**What is required**
Each record is to be printed again precisely as it reads.

---------------

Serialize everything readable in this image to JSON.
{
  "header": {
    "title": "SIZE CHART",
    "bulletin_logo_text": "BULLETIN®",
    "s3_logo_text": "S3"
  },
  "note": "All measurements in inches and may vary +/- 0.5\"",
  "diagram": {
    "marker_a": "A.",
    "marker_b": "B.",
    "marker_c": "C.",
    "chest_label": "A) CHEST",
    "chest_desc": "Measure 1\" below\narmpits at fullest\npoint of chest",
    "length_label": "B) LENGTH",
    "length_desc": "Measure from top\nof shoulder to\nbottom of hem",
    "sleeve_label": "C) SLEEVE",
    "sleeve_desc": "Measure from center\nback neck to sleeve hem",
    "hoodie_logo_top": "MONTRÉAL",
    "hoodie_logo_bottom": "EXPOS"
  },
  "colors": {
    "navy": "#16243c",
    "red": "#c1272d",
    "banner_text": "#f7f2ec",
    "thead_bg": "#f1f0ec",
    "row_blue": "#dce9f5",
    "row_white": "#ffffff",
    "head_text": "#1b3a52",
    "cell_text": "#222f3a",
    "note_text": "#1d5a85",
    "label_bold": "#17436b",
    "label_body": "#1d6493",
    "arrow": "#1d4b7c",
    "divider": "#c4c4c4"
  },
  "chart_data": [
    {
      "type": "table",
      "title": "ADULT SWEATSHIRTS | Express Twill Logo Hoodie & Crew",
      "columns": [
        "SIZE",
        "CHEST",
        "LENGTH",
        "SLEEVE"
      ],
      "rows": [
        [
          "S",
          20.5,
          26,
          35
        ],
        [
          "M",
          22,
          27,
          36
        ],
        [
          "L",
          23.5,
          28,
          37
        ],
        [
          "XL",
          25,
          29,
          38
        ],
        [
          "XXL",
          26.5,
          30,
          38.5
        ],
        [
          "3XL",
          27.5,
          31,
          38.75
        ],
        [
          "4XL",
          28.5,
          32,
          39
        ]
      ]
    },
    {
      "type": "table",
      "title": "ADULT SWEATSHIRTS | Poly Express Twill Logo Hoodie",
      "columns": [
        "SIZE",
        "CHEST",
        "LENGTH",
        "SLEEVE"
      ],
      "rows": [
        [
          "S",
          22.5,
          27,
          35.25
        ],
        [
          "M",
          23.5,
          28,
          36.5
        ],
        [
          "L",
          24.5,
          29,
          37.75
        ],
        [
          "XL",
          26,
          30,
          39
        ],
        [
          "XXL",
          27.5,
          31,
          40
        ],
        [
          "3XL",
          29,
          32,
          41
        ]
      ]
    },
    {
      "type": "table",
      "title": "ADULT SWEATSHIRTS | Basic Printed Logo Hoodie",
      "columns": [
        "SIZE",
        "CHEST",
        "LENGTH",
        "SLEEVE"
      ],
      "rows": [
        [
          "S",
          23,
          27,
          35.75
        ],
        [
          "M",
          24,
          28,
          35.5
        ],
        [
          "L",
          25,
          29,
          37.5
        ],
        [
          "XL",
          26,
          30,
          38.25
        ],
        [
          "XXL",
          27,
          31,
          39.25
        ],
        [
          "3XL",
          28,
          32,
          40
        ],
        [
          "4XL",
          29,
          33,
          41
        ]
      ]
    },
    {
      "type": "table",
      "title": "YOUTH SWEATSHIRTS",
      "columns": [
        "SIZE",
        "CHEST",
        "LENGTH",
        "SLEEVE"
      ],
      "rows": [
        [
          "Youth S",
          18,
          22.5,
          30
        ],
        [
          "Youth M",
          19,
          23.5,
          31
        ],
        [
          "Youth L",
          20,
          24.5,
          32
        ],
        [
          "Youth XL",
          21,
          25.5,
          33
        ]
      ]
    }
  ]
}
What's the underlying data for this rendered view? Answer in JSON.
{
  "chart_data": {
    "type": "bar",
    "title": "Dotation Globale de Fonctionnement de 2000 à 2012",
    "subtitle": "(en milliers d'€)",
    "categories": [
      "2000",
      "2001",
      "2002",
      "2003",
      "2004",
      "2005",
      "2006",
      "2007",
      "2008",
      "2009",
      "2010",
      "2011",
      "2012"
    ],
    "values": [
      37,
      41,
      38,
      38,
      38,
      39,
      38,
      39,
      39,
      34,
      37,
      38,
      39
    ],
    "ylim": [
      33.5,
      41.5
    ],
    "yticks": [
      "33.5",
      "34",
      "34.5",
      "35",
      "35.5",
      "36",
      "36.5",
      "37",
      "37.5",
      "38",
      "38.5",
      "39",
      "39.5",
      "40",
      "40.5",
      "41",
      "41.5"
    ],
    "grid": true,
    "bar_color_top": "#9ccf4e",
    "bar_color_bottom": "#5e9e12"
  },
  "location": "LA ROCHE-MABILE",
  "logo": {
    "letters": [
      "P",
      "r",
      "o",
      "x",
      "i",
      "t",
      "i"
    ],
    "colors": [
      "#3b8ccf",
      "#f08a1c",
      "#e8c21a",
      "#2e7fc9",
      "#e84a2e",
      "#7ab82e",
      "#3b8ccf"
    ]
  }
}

---------------

**Response**
Serialize everything readable in this image to JSON.
{
  "header": {
    "title": "SIZE CHART",
    "bulletin_logo_text": "BULLETIN®",
    "s3_logo_text": "S3"
  },
  "note": "All measurements in inches and may vary +/- 0.5\"",
  "diagram": {
    "marker_a": "A.",
    "marker_b": "B.",
    "marker_c": "C.",
    "chest_label": "A) CHEST",
    "chest_desc": "Measure 1\" below\narmpits at fullest\npoint of chest",
    "length_label": "B) LENGTH",
    "length_desc": "Measure from top\nof shoulder to\nbottom of hem",
    "sleeve_label": "C) SLEEVE",
    "sleeve_desc": "Measure from center\nback neck to sleeve hem",
    "hoodie_logo_top": "MONTRÉAL",
    "hoodie_logo_bottom": "EXPOS"
  },
  "colors": {
    "navy": "#16243c",
    "red": "#c1272d",
    "banner_text": "#f7f2ec",
    "thead_bg": "#f1f0ec",
    "row_blue": "#dce9f5",
    "row_white": "#ffffff",
    "head_text": "#1b3a52",
    "cell_text": "#222f3a",
    "note_text": "#1d5a85",
    "label_bold": "#17436b",
    "label_body": "#1d6493",
    "arrow": "#1d4b7c",
    "divider": "#c4c4c4"
  },
  "chart_data": [
    {
      "type": "table",
      "title": "ADULT SWEATSHIRTS | Express Twill Logo Hoodie & Crew",
      "columns": [
        "SIZE",
        "CHEST",
        "LENGTH",
        "SLEEVE"
      ],
      "rows": [
        [
          "S",
          20.5,
          26,
          35
        ],
        [
          "M",
          22,
          27,
          36
        ],
        [
          "L",
          23.5,
          28,
          37
        ],
        [
          "XL",
          25,
          29,
          38
        ],
        [
          "XXL",
          26.5,
          30,
          38.5
        ],
        [
          "3XL",
          27.5,
          31,
          38.75
        ],
        [
          "4XL",
          28.5,
          32,
          39
        ]
      ]
    },
    {
      "type": "table",
      "title": "ADULT SWEATSHIRTS | Poly Express Twill Logo Hoodie",
      "columns": [
        "SIZE",
        "CHEST",
        "LENGTH",
        "SLEEVE"
      ],
      "rows": [
        [
          "S",
          22.5,
          27,
          35.25
        ],
        [
          "M",
          23.5,
          28,
          36.5
        ],
        [
          "L",
          24.5,
          29,
          37.75
        ],
        [
          "XL",
          26,
          30,
          39
        ],
        [
          "XXL",
          27.5,
          31,
          40
        ],
        [
          "3XL",
          29,
          32,
          41
        ]
      ]
    },
    {
      "type": "table",
      "title": "ADULT SWEATSHIRTS | Basic Printed Logo Hoodie",
      "columns": [
        "SIZE",
        "CHEST",
        "LENGTH",
        "SLEEVE"
      ],
      "rows": [
        [
          "S",
          23,
          27,
          35.75
        ],
        [
          "M",
          24,
          28,
          35.5
        ],
        [
          "L",
          25,
          29,
          37.5
        ],
        [
          "XL",
          26,
          30,
          38.25
        ],
        [
          "XXL",
          27,
          31,
          39.25
        ],
        [
          "3XL",
          28,
          32,
          40
        ],
        [
          "4XL",
          29,
          33,
          41
        ]
      ]
    },
    {
      "type": "table",
      "title": "YOUTH SWEATSHIRTS",
      "columns": [
        "SIZE",
        "CHEST",
        "LENGTH",
        "SLEEVE"
      ],
      "rows": [
        [
          "Youth S",
          18,
          22.5,
          30
        ],
        [
          "Youth M",
          19,
          23.5,
          31
        ],
        [
          "Youth L",
          20,
          24.5,
          32
        ],
        [
          "Youth XL",
          21,
          25.5,
          33
        ]
      ]
    }
  ]
}
What's the underlying data for this rendered view? Answer in JSON.
{
  "chart_data": {
    "type": "bar",
    "title": "Dotation Globale de Fonctionnement de 2000 à 2012",
    "subtitle": "(en milliers d'€)",
    "categories": [
      "2000",
      "2001",
      "2002",
      "2003",
      "2004",
      "2005",
      "2006",
      "2007",
      "2008",
      "2009",
      "2010",
      "2011",
      "2012"
    ],
    "values": [
      37,
      41,
      38,
      38,
      38,
      39,
      38,
      39,
      39,
      34,
      37,
      38,
      39
    ],
    "ylim": [
      33.5,
      41.5
    ],
    "yticks": [
      "33.5",
      "34",
      "34.5",
      "35",
      "35.5",
      "36",
      "36.5",
      "37",
      "37.5",
      "38",
      "38.5",
      "39",
      "39.5",
      "40",
      "40.5",
      "41",
      "41.5"
    ],
    "grid": true,
    "bar_color_top": "#9ccf4e",
    "bar_color_bottom": "#5e9e12"
  },
  "location": "LA ROCHE-MABILE",
  "logo": {
    "letters": [
      "P",
      "r",
      "o",
      "x",
      "i",
      "t",
      "i"
    ],
    "colors": [
      "#3b8ccf",
      "#f08a1c",
      "#e8c21a",
      "#2e7fc9",
      "#e84a2e",
      "#7ab82e",
      "#3b8ccf"
    ]
  }
}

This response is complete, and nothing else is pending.